**GOAL**
The entries below should be quoted exactly, with no pictures carried over.

━━━━━━━━━━━━━━━━━━━━

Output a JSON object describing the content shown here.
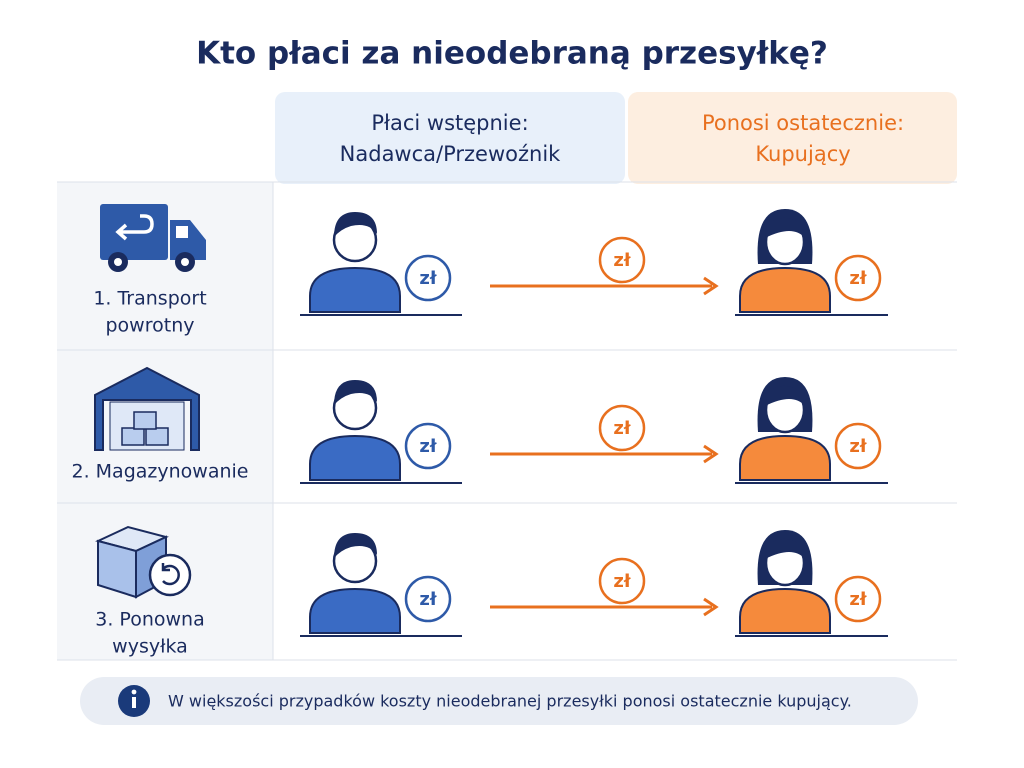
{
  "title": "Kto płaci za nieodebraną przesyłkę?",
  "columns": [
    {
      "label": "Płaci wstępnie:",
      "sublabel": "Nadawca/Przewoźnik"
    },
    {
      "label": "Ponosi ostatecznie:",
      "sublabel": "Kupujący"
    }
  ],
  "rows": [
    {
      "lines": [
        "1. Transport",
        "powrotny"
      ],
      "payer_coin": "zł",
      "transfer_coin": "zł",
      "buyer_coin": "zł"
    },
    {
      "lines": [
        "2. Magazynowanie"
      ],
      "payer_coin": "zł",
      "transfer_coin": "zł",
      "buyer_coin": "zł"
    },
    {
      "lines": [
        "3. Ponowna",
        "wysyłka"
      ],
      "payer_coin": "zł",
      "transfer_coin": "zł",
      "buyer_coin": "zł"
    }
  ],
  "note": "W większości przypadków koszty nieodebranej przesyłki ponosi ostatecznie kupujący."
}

━━━━━━━━━━━━━━━━━━━━

**RESPONSE TO THE EXERCISE**
Output a JSON object describing the content shown here.
{
  "title": "Kto płaci za nieodebraną przesyłkę?",
  "columns": [
    {
      "label": "Płaci wstępnie:",
      "sublabel": "Nadawca/Przewoźnik"
    },
    {
      "label": "Ponosi ostatecznie:",
      "sublabel": "Kupujący"
    }
  ],
  "rows": [
    {
      "lines": [
        "1. Transport",
        "powrotny"
      ],
      "payer_coin": "zł",
      "transfer_coin": "zł",
      "buyer_coin": "zł"
    },
    {
      "lines": [
        "2. Magazynowanie"
      ],
      "payer_coin": "zł",
      "transfer_coin": "zł",
      "buyer_coin": "zł"
    },
    {
      "lines": [
        "3. Ponowna",
        "wysyłka"
      ],
      "payer_coin": "zł",
      "transfer_coin": "zł",
      "buyer_coin": "zł"
    }
  ],
  "note": "W większości przypadków koszty nieodebranej przesyłki ponosi ostatecznie kupujący."
}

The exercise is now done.